Data items:

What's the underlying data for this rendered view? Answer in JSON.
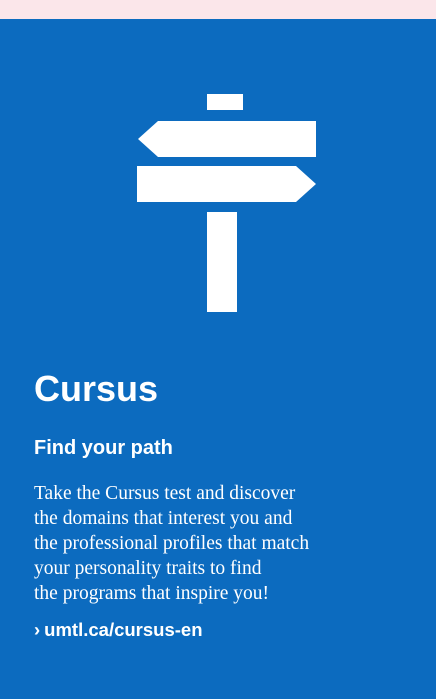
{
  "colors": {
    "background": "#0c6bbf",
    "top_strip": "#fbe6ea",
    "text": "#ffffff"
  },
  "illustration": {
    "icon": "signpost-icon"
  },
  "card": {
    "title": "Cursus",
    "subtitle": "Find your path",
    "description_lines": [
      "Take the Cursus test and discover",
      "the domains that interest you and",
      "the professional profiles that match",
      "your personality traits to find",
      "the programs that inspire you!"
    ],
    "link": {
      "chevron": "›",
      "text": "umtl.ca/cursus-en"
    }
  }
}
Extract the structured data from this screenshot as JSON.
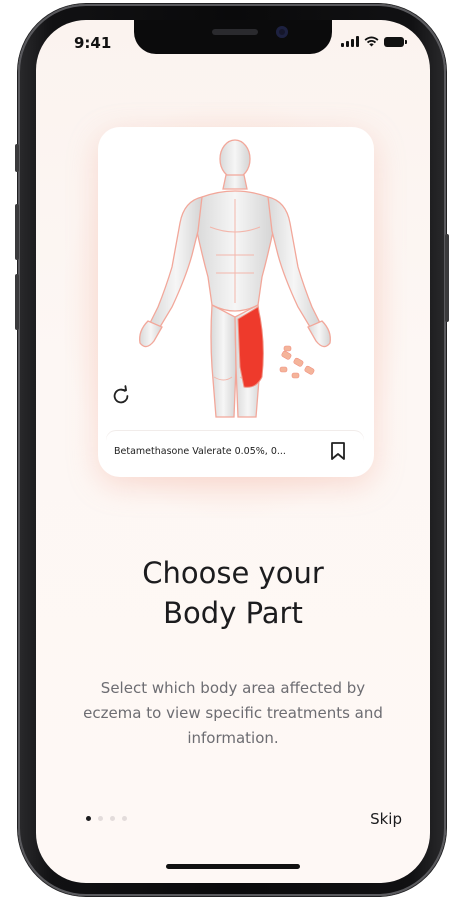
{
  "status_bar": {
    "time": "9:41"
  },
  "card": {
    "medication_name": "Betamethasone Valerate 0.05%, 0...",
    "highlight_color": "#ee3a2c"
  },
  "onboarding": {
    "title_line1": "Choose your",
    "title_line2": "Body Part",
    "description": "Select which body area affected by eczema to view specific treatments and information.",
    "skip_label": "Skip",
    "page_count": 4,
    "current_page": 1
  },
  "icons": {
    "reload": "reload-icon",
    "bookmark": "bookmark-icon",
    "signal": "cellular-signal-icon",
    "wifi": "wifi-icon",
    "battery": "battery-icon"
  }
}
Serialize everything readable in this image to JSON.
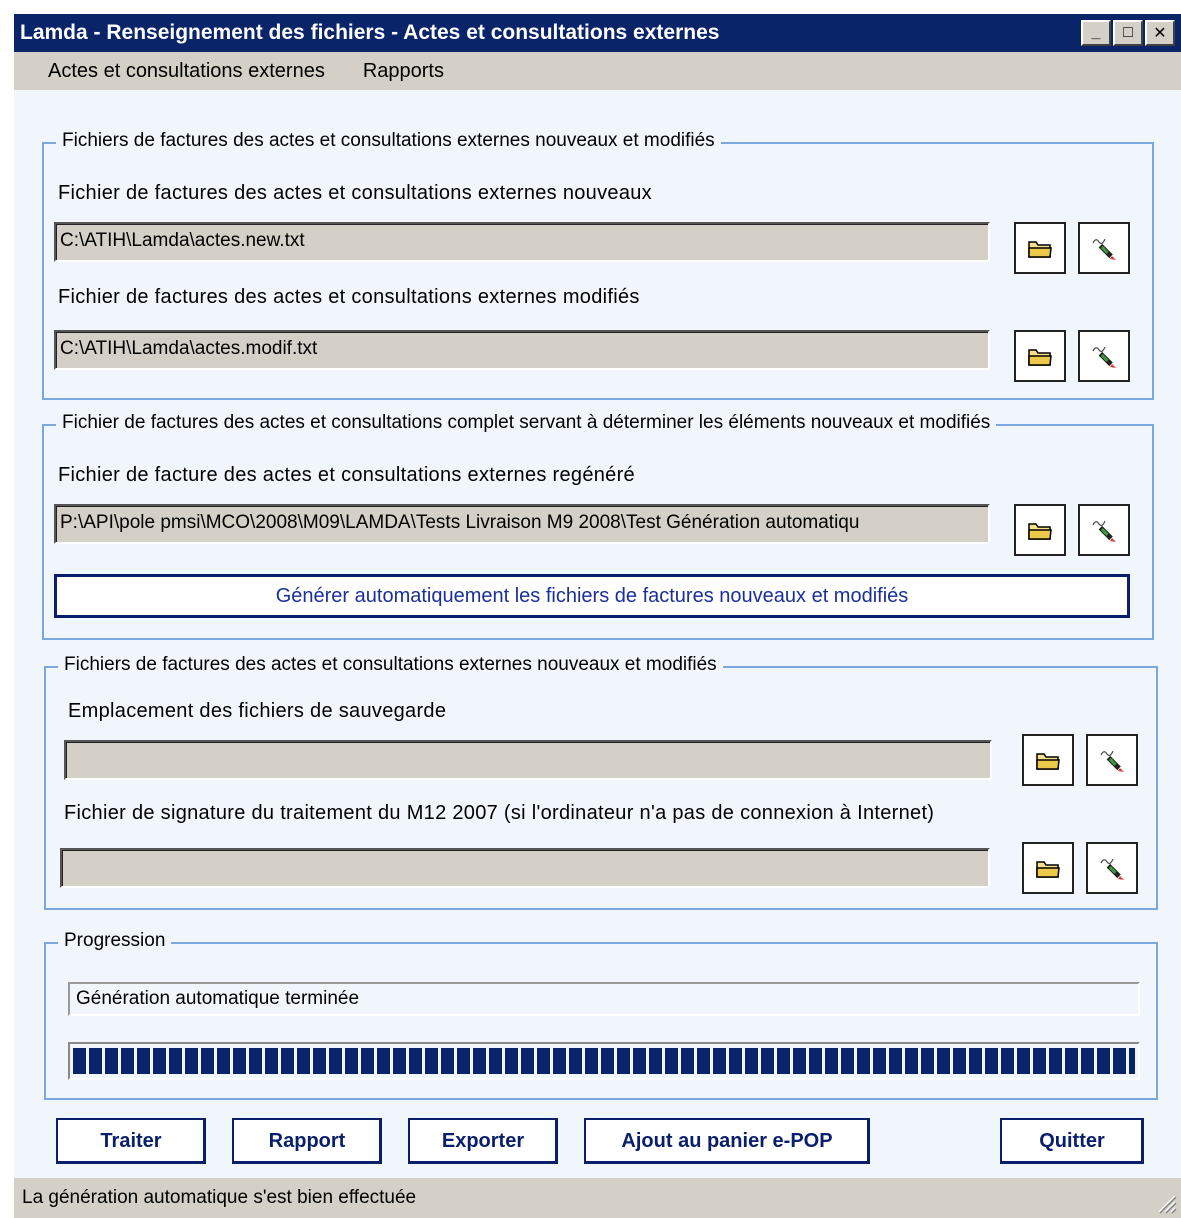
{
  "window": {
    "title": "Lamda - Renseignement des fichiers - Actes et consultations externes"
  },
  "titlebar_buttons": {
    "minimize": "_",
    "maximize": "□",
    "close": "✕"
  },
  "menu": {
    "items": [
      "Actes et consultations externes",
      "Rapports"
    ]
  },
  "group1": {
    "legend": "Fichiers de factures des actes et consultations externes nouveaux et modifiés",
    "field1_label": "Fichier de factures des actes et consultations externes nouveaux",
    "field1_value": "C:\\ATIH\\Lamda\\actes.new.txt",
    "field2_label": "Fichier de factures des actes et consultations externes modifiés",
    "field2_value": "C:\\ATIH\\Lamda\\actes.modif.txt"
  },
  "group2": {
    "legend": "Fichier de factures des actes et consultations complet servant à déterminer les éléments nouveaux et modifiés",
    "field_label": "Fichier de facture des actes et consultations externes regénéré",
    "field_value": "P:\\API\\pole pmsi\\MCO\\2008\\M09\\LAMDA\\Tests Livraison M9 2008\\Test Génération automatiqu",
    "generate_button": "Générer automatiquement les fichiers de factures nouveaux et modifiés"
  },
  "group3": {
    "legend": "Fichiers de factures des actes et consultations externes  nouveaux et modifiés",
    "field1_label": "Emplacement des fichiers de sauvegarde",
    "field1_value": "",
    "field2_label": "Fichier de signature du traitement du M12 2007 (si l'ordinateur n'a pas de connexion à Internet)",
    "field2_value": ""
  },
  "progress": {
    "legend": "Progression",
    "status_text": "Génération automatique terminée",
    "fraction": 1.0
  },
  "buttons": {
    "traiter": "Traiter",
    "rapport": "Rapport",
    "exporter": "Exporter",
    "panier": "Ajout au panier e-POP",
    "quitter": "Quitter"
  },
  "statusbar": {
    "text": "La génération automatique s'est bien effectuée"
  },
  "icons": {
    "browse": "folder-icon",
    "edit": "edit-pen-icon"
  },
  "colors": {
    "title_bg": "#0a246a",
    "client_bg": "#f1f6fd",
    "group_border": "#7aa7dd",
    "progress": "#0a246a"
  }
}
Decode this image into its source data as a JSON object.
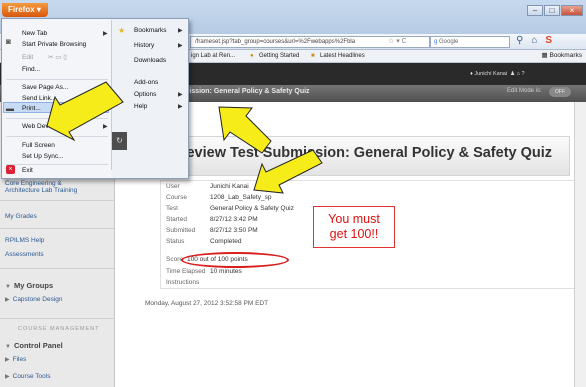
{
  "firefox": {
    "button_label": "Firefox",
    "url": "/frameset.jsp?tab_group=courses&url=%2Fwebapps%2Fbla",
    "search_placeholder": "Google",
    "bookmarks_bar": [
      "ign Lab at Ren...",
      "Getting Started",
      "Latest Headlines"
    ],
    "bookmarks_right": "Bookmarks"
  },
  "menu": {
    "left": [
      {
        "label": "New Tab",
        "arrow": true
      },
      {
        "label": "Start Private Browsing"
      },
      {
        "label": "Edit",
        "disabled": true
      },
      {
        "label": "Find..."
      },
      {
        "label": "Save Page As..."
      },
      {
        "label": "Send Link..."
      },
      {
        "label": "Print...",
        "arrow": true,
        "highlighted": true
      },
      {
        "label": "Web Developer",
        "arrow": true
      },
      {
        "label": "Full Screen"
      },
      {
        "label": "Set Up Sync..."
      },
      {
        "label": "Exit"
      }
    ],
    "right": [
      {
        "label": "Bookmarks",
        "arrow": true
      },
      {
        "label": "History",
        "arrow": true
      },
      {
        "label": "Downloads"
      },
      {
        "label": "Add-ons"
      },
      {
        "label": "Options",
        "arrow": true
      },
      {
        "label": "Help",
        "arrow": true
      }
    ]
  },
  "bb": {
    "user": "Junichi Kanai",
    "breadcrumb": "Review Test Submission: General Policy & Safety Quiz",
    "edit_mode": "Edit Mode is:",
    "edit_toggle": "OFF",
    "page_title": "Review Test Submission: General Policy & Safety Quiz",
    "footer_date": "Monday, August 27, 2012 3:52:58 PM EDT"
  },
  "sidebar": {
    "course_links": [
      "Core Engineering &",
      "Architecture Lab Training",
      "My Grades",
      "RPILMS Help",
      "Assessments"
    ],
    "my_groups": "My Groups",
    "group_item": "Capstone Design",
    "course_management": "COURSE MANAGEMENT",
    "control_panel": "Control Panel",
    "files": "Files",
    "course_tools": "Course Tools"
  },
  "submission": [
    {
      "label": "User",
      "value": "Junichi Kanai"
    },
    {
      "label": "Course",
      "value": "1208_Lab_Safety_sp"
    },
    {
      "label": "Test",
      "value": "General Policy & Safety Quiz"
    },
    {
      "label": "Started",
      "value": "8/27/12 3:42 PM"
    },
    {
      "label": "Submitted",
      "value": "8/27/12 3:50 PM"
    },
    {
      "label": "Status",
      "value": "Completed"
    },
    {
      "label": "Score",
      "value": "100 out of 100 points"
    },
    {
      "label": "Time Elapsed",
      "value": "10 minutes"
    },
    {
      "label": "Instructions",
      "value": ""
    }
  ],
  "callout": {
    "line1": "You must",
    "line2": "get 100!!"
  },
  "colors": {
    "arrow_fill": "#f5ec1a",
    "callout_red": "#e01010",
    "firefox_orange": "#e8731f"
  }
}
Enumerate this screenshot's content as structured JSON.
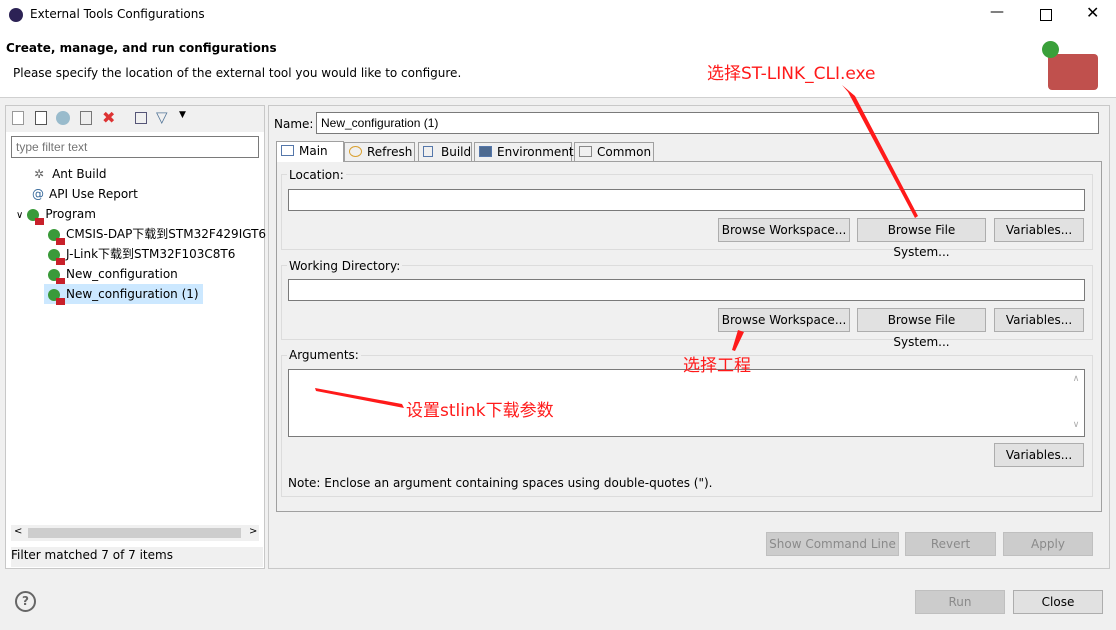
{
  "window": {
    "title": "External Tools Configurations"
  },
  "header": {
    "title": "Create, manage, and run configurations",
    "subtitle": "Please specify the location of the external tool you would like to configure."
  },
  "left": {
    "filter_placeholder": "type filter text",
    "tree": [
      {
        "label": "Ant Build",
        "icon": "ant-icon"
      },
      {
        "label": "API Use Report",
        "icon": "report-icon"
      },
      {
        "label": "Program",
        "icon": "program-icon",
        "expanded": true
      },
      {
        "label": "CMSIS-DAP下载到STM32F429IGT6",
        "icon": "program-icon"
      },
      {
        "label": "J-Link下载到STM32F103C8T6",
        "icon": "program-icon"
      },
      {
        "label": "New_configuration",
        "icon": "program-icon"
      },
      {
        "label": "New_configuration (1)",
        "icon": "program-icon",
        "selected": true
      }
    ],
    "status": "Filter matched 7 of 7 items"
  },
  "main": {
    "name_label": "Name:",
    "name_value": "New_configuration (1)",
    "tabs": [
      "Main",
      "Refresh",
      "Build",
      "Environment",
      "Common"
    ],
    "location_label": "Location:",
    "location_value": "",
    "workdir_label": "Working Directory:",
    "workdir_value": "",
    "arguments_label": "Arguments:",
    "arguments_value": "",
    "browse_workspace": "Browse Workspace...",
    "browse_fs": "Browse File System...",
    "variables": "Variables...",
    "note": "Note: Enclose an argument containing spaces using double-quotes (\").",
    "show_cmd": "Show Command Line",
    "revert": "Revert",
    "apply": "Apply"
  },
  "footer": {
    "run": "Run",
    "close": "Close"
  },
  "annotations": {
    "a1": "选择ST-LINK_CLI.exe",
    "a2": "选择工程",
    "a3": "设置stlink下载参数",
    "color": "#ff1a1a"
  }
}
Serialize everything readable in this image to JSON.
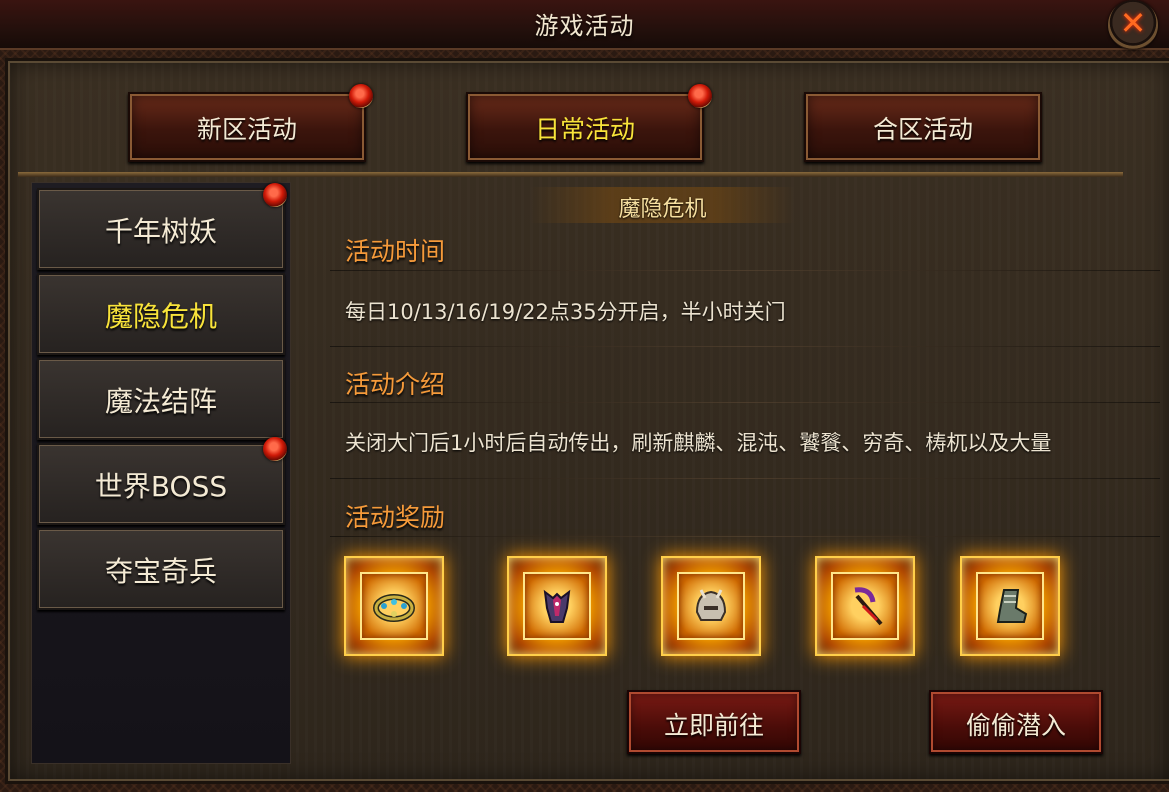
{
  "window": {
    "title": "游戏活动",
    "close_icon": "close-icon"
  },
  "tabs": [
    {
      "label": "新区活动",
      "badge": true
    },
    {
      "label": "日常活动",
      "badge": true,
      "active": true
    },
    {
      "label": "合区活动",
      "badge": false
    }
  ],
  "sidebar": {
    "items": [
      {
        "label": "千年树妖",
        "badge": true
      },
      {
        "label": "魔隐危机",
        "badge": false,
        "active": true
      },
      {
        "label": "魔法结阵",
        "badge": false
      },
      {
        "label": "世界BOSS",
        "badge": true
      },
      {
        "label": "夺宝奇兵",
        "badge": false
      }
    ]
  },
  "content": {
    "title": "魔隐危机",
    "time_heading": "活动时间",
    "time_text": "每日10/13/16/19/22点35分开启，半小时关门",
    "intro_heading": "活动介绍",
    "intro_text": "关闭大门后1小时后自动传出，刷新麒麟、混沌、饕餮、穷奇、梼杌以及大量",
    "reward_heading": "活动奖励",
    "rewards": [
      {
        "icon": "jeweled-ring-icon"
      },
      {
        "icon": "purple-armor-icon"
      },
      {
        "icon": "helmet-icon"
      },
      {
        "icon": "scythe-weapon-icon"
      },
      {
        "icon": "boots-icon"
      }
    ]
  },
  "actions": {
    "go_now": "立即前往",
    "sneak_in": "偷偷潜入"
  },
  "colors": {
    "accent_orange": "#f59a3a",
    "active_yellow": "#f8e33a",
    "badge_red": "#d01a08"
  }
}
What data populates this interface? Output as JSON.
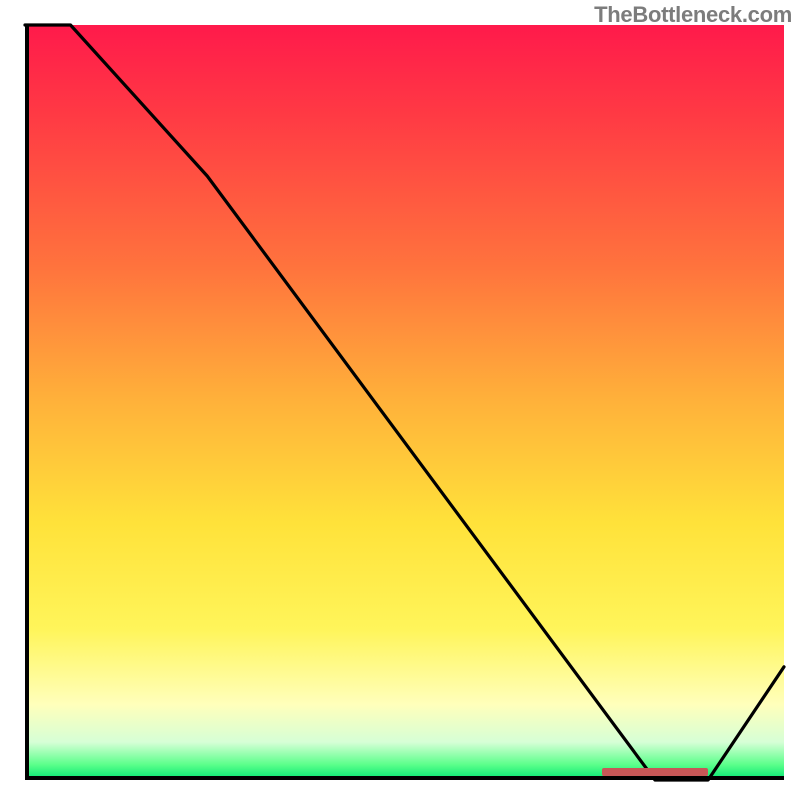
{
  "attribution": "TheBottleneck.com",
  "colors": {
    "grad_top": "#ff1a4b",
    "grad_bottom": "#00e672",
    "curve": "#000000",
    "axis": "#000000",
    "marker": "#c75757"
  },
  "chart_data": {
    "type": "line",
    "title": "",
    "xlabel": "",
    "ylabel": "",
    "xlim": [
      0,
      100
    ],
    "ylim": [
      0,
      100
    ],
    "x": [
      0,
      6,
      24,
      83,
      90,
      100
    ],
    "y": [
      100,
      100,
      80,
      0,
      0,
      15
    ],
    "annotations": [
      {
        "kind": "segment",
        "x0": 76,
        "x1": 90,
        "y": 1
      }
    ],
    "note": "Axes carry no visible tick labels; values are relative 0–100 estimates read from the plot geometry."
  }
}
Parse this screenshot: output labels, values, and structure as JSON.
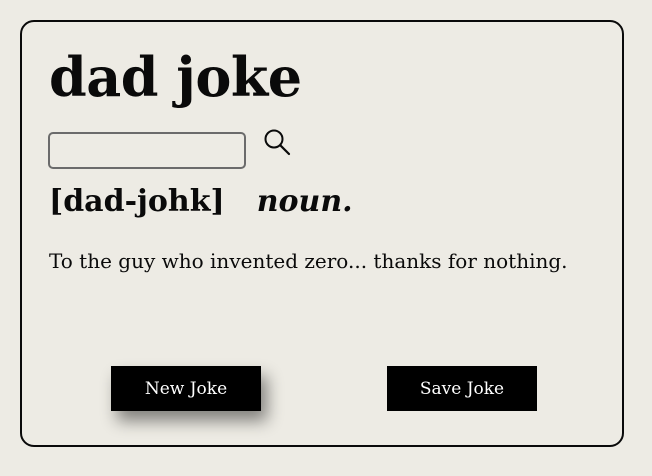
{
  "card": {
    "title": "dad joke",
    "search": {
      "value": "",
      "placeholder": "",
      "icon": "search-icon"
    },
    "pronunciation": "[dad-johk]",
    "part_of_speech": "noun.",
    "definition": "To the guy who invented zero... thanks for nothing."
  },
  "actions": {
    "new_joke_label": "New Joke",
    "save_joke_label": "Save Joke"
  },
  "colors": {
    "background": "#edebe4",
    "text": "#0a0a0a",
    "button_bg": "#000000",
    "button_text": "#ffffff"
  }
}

Exercise instructions:
Gather up the lines that contain the word "your".

Response below:
    "subtitle": "Find your path",
      "your personality traits to find",
    "title_line1": "Choose your",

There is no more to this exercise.